• **SHORT EXERCISE**: Read the data and repeat it in full, exactly.

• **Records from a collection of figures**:

****

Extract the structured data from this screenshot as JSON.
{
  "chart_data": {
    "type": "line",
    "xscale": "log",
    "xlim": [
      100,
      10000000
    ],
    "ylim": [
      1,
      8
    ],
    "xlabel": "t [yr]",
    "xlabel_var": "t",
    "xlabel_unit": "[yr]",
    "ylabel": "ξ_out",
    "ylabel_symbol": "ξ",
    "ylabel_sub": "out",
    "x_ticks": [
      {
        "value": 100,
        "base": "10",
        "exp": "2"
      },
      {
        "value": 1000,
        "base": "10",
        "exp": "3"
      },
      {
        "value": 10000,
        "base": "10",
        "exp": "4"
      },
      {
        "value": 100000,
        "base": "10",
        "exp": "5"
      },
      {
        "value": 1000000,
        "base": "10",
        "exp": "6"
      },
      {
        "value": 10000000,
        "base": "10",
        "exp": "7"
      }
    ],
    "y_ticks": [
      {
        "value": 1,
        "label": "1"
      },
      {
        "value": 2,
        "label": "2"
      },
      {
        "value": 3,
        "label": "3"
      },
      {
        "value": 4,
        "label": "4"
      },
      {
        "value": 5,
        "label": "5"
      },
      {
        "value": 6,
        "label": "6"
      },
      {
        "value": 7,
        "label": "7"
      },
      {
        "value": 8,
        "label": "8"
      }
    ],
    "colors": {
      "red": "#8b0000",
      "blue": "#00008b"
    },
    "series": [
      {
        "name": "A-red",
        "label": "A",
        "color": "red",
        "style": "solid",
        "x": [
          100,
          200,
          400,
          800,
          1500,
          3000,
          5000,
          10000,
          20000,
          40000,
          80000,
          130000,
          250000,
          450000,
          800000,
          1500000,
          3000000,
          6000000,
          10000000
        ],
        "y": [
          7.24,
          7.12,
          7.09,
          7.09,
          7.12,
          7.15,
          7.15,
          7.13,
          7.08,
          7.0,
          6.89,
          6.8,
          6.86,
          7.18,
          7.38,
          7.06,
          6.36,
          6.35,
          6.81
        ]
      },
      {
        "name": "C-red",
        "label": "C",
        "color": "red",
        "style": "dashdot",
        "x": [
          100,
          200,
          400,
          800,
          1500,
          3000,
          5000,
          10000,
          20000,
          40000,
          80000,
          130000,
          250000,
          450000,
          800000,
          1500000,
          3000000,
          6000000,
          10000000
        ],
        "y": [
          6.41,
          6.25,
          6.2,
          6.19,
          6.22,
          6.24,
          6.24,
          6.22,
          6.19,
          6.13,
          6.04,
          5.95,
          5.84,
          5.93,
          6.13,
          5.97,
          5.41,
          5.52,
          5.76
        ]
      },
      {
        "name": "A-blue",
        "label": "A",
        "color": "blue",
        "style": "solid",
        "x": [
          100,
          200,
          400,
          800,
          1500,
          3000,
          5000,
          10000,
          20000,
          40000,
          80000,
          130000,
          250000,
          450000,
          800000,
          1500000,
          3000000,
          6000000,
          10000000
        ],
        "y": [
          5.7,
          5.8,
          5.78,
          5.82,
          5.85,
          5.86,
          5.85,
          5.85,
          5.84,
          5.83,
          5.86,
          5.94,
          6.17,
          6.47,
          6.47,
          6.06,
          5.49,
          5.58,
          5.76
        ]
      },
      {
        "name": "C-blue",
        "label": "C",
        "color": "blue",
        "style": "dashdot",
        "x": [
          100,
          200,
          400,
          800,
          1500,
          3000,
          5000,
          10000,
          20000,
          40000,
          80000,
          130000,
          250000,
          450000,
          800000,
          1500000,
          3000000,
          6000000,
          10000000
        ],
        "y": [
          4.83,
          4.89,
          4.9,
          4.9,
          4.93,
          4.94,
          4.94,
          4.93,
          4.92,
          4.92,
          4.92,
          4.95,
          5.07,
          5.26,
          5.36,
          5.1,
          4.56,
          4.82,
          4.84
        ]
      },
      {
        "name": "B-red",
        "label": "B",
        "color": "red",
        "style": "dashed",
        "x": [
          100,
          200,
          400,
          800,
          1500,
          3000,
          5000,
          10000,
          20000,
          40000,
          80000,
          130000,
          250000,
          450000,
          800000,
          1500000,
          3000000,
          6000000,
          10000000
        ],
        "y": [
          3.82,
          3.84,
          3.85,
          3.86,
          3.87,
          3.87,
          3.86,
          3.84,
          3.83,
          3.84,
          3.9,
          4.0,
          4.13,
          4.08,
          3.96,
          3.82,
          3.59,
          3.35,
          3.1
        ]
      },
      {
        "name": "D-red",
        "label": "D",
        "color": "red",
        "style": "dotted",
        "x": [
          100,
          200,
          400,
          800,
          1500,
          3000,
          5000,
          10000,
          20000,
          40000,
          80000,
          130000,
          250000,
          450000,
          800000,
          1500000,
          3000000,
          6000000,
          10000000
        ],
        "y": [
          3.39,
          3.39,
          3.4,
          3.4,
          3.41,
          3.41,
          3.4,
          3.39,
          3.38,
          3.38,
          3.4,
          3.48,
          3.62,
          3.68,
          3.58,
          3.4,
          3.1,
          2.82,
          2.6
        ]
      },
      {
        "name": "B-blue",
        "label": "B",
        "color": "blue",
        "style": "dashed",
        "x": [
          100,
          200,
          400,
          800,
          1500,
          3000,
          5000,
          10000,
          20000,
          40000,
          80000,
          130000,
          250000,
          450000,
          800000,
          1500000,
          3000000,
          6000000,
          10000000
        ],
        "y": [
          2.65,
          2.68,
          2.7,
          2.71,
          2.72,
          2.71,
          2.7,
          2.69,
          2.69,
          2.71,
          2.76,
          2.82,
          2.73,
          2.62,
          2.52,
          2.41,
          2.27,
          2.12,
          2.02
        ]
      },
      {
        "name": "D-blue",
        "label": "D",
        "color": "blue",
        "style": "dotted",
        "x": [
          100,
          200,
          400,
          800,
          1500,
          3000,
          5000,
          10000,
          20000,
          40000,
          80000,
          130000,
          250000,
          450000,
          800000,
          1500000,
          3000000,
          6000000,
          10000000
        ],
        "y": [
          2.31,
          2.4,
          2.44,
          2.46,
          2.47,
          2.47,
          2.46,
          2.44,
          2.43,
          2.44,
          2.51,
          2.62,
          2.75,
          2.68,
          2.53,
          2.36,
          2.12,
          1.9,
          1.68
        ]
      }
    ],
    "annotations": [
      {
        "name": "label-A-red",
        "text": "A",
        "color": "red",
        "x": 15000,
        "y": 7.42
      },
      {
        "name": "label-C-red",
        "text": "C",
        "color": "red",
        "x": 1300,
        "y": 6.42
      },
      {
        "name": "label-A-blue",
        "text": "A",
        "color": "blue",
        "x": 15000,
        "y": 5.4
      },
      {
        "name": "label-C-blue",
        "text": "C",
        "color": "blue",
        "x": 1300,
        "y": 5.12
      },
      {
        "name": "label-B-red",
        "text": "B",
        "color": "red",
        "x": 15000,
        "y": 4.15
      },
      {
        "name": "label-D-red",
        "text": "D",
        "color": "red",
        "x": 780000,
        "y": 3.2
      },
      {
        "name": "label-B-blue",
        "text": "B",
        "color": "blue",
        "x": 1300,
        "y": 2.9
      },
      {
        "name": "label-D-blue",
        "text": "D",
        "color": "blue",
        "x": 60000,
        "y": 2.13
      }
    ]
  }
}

****

• **CORRECT RESULT**:
Extract the structured data from this screenshot as JSON.
{
  "chart_data": {
    "type": "line",
    "xscale": "log",
    "xlim": [
      100,
      10000000
    ],
    "ylim": [
      1,
      8
    ],
    "xlabel": "t [yr]",
    "xlabel_var": "t",
    "xlabel_unit": "[yr]",
    "ylabel": "ξ_out",
    "ylabel_symbol": "ξ",
    "ylabel_sub": "out",
    "x_ticks": [
      {
        "value": 100,
        "base": "10",
        "exp": "2"
      },
      {
        "value": 1000,
        "base": "10",
        "exp": "3"
      },
      {
        "value": 10000,
        "base": "10",
        "exp": "4"
      },
      {
        "value": 100000,
        "base": "10",
        "exp": "5"
      },
      {
        "value": 1000000,
        "base": "10",
        "exp": "6"
      },
      {
        "value": 10000000,
        "base": "10",
        "exp": "7"
      }
    ],
    "y_ticks": [
      {
        "value": 1,
        "label": "1"
      },
      {
        "value": 2,
        "label": "2"
      },
      {
        "value": 3,
        "label": "3"
      },
      {
        "value": 4,
        "label": "4"
      },
      {
        "value": 5,
        "label": "5"
      },
      {
        "value": 6,
        "label": "6"
      },
      {
        "value": 7,
        "label": "7"
      },
      {
        "value": 8,
        "label": "8"
      }
    ],
    "colors": {
      "red": "#8b0000",
      "blue": "#00008b"
    },
    "series": [
      {
        "name": "A-red",
        "label": "A",
        "color": "red",
        "style": "solid",
        "x": [
          100,
          200,
          400,
          800,
          1500,
          3000,
          5000,
          10000,
          20000,
          40000,
          80000,
          130000,
          250000,
          450000,
          800000,
          1500000,
          3000000,
          6000000,
          10000000
        ],
        "y": [
          7.24,
          7.12,
          7.09,
          7.09,
          7.12,
          7.15,
          7.15,
          7.13,
          7.08,
          7.0,
          6.89,
          6.8,
          6.86,
          7.18,
          7.38,
          7.06,
          6.36,
          6.35,
          6.81
        ]
      },
      {
        "name": "C-red",
        "label": "C",
        "color": "red",
        "style": "dashdot",
        "x": [
          100,
          200,
          400,
          800,
          1500,
          3000,
          5000,
          10000,
          20000,
          40000,
          80000,
          130000,
          250000,
          450000,
          800000,
          1500000,
          3000000,
          6000000,
          10000000
        ],
        "y": [
          6.41,
          6.25,
          6.2,
          6.19,
          6.22,
          6.24,
          6.24,
          6.22,
          6.19,
          6.13,
          6.04,
          5.95,
          5.84,
          5.93,
          6.13,
          5.97,
          5.41,
          5.52,
          5.76
        ]
      },
      {
        "name": "A-blue",
        "label": "A",
        "color": "blue",
        "style": "solid",
        "x": [
          100,
          200,
          400,
          800,
          1500,
          3000,
          5000,
          10000,
          20000,
          40000,
          80000,
          130000,
          250000,
          450000,
          800000,
          1500000,
          3000000,
          6000000,
          10000000
        ],
        "y": [
          5.7,
          5.8,
          5.78,
          5.82,
          5.85,
          5.86,
          5.85,
          5.85,
          5.84,
          5.83,
          5.86,
          5.94,
          6.17,
          6.47,
          6.47,
          6.06,
          5.49,
          5.58,
          5.76
        ]
      },
      {
        "name": "C-blue",
        "label": "C",
        "color": "blue",
        "style": "dashdot",
        "x": [
          100,
          200,
          400,
          800,
          1500,
          3000,
          5000,
          10000,
          20000,
          40000,
          80000,
          130000,
          250000,
          450000,
          800000,
          1500000,
          3000000,
          6000000,
          10000000
        ],
        "y": [
          4.83,
          4.89,
          4.9,
          4.9,
          4.93,
          4.94,
          4.94,
          4.93,
          4.92,
          4.92,
          4.92,
          4.95,
          5.07,
          5.26,
          5.36,
          5.1,
          4.56,
          4.82,
          4.84
        ]
      },
      {
        "name": "B-red",
        "label": "B",
        "color": "red",
        "style": "dashed",
        "x": [
          100,
          200,
          400,
          800,
          1500,
          3000,
          5000,
          10000,
          20000,
          40000,
          80000,
          130000,
          250000,
          450000,
          800000,
          1500000,
          3000000,
          6000000,
          10000000
        ],
        "y": [
          3.82,
          3.84,
          3.85,
          3.86,
          3.87,
          3.87,
          3.86,
          3.84,
          3.83,
          3.84,
          3.9,
          4.0,
          4.13,
          4.08,
          3.96,
          3.82,
          3.59,
          3.35,
          3.1
        ]
      },
      {
        "name": "D-red",
        "label": "D",
        "color": "red",
        "style": "dotted",
        "x": [
          100,
          200,
          400,
          800,
          1500,
          3000,
          5000,
          10000,
          20000,
          40000,
          80000,
          130000,
          250000,
          450000,
          800000,
          1500000,
          3000000,
          6000000,
          10000000
        ],
        "y": [
          3.39,
          3.39,
          3.4,
          3.4,
          3.41,
          3.41,
          3.4,
          3.39,
          3.38,
          3.38,
          3.4,
          3.48,
          3.62,
          3.68,
          3.58,
          3.4,
          3.1,
          2.82,
          2.6
        ]
      },
      {
        "name": "B-blue",
        "label": "B",
        "color": "blue",
        "style": "dashed",
        "x": [
          100,
          200,
          400,
          800,
          1500,
          3000,
          5000,
          10000,
          20000,
          40000,
          80000,
          130000,
          250000,
          450000,
          800000,
          1500000,
          3000000,
          6000000,
          10000000
        ],
        "y": [
          2.65,
          2.68,
          2.7,
          2.71,
          2.72,
          2.71,
          2.7,
          2.69,
          2.69,
          2.71,
          2.76,
          2.82,
          2.73,
          2.62,
          2.52,
          2.41,
          2.27,
          2.12,
          2.02
        ]
      },
      {
        "name": "D-blue",
        "label": "D",
        "color": "blue",
        "style": "dotted",
        "x": [
          100,
          200,
          400,
          800,
          1500,
          3000,
          5000,
          10000,
          20000,
          40000,
          80000,
          130000,
          250000,
          450000,
          800000,
          1500000,
          3000000,
          6000000,
          10000000
        ],
        "y": [
          2.31,
          2.4,
          2.44,
          2.46,
          2.47,
          2.47,
          2.46,
          2.44,
          2.43,
          2.44,
          2.51,
          2.62,
          2.75,
          2.68,
          2.53,
          2.36,
          2.12,
          1.9,
          1.68
        ]
      }
    ],
    "annotations": [
      {
        "name": "label-A-red",
        "text": "A",
        "color": "red",
        "x": 15000,
        "y": 7.42
      },
      {
        "name": "label-C-red",
        "text": "C",
        "color": "red",
        "x": 1300,
        "y": 6.42
      },
      {
        "name": "label-A-blue",
        "text": "A",
        "color": "blue",
        "x": 15000,
        "y": 5.4
      },
      {
        "name": "label-C-blue",
        "text": "C",
        "color": "blue",
        "x": 1300,
        "y": 5.12
      },
      {
        "name": "label-B-red",
        "text": "B",
        "color": "red",
        "x": 15000,
        "y": 4.15
      },
      {
        "name": "label-D-red",
        "text": "D",
        "color": "red",
        "x": 780000,
        "y": 3.2
      },
      {
        "name": "label-B-blue",
        "text": "B",
        "color": "blue",
        "x": 1300,
        "y": 2.9
      },
      {
        "name": "label-D-blue",
        "text": "D",
        "color": "blue",
        "x": 60000,
        "y": 2.13
      }
    ]
  }
}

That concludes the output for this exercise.